*** Data records ***
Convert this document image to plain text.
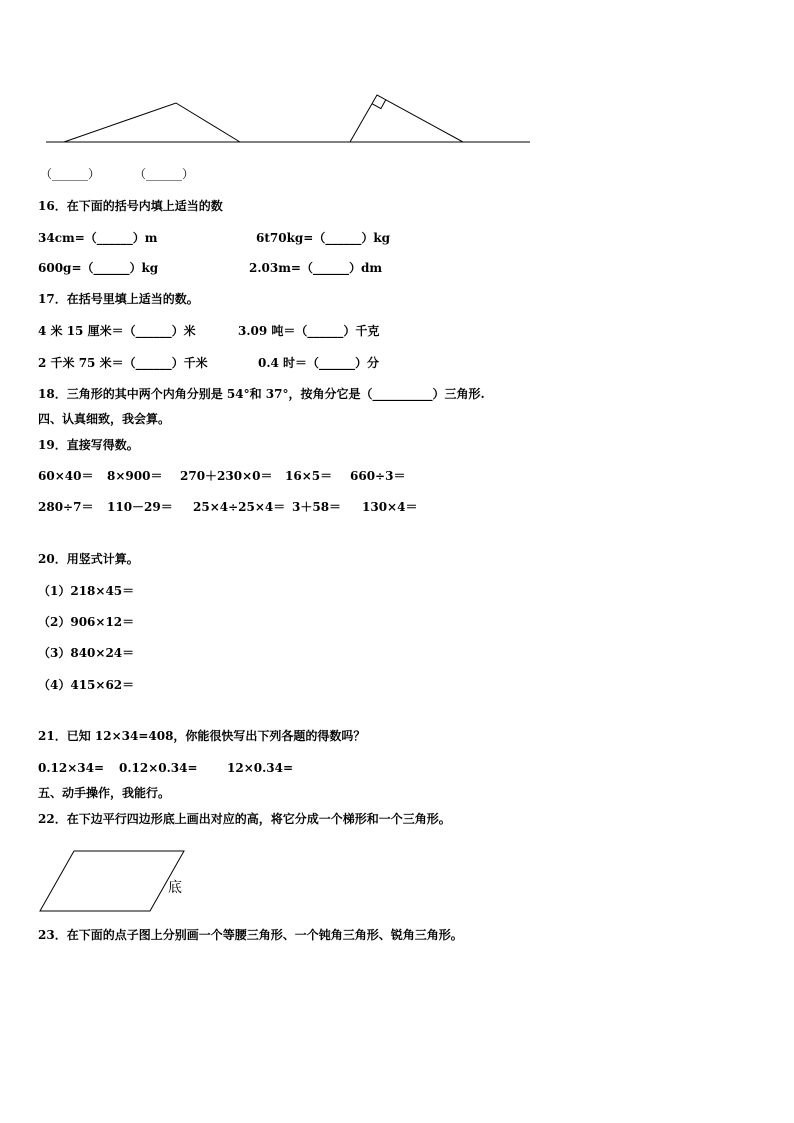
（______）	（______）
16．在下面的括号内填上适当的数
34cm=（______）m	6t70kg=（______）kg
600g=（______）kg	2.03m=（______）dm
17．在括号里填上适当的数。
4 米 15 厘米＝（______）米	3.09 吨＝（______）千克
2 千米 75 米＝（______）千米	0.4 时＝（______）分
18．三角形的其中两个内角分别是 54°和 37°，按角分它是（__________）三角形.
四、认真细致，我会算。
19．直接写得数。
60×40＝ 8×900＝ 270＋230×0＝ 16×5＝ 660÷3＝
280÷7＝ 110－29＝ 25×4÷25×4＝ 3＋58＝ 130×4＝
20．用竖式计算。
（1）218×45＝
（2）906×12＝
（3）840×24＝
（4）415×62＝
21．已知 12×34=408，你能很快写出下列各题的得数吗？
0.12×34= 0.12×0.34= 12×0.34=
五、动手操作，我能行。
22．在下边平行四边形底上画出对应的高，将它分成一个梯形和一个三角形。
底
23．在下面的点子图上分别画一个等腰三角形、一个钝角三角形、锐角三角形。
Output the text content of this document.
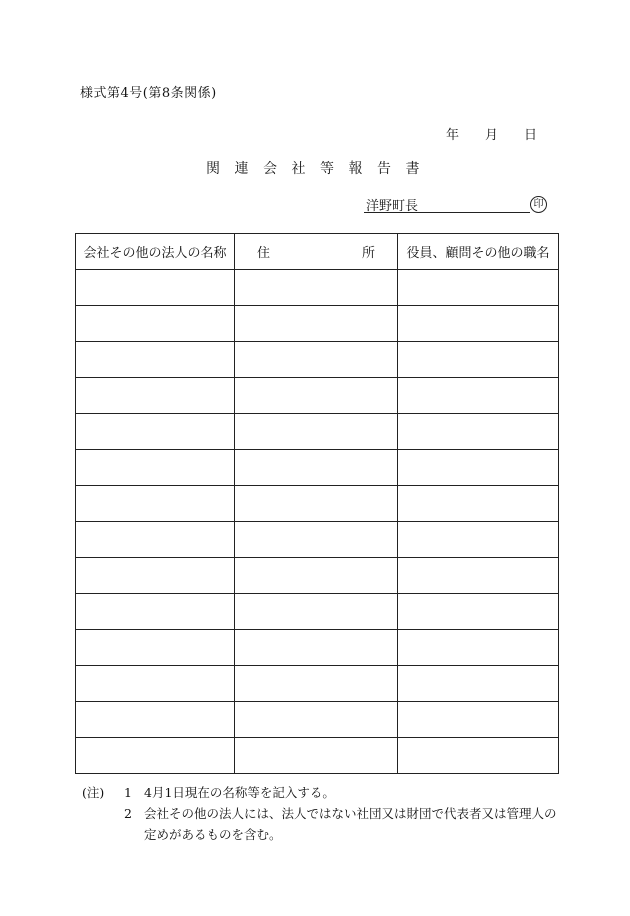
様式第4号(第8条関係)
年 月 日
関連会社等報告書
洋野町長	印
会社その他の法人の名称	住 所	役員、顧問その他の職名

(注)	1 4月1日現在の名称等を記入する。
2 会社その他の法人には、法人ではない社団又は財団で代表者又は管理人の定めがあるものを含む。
***
- _Stated task_:
Write out all the records again, exactly, minus any pictures.

- _Written response_:
Convert this document image to plain text.
（______）	（______）
16．在下面的括号内填上适当的数
34cm=（______）m	6t70kg=（______）kg
600g=（______）kg	2.03m=（______）dm
17．在括号里填上适当的数。
4 米 15 厘米＝（______）米	3.09 吨＝（______）千克
2 千米 75 米＝（______）千米	0.4 时＝（______）分
18．三角形的其中两个内角分别是 54°和 37°，按角分它是（__________）三角形.
四、认真细致，我会算。
19．直接写得数。
60×40＝ 8×900＝ 270＋230×0＝ 16×5＝ 660÷3＝
280÷7＝ 110－29＝ 25×4÷25×4＝ 3＋58＝ 130×4＝
20．用竖式计算。
（1）218×45＝
（2）906×12＝
（3）840×24＝
（4）415×62＝
21．已知 12×34=408，你能很快写出下列各题的得数吗？
0.12×34= 0.12×0.34= 12×0.34=
五、动手操作，我能行。
22．在下边平行四边形底上画出对应的高，将它分成一个梯形和一个三角形。
底
23．在下面的点子图上分别画一个等腰三角形、一个钝角三角形、锐角三角形。
Output the text content of this document.
様式第4号(第8条関係)
年 月 日
関連会社等報告書
洋野町長	印
会社その他の法人の名称	住 所	役員、顧問その他の職名

(注)	1 4月1日現在の名称等を記入する。
2 会社その他の法人には、法人ではない社団又は財団で代表者又は管理人の定めがあるものを含む。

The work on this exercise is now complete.